# start of Data shown

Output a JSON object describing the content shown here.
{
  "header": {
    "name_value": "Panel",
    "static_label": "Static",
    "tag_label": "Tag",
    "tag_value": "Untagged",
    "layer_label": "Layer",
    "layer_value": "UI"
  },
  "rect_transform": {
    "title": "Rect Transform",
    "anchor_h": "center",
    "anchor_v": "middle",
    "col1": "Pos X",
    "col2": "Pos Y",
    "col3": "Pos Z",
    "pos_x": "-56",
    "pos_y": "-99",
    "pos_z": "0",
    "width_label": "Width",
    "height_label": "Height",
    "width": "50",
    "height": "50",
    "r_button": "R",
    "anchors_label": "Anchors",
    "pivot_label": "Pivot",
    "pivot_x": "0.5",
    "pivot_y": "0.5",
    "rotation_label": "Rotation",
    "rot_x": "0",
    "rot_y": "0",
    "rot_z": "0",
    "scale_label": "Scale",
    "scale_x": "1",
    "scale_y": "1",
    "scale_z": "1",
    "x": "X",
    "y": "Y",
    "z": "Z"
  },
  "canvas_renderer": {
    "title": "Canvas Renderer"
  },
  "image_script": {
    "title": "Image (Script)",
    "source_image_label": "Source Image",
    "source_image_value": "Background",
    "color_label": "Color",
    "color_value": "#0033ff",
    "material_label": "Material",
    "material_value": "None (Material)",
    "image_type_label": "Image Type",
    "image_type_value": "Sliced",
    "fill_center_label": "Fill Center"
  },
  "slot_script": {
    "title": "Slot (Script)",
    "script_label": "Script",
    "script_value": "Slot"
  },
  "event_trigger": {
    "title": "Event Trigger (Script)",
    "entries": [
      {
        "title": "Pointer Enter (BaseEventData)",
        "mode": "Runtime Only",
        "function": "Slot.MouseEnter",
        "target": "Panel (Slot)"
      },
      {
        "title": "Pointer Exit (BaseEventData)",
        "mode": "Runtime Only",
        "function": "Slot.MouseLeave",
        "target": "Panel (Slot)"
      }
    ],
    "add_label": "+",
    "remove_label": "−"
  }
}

# end of Data shown

Problem description: How many lines of the listing above include the word "function"? State the number and nothing else.

Exercise result: 2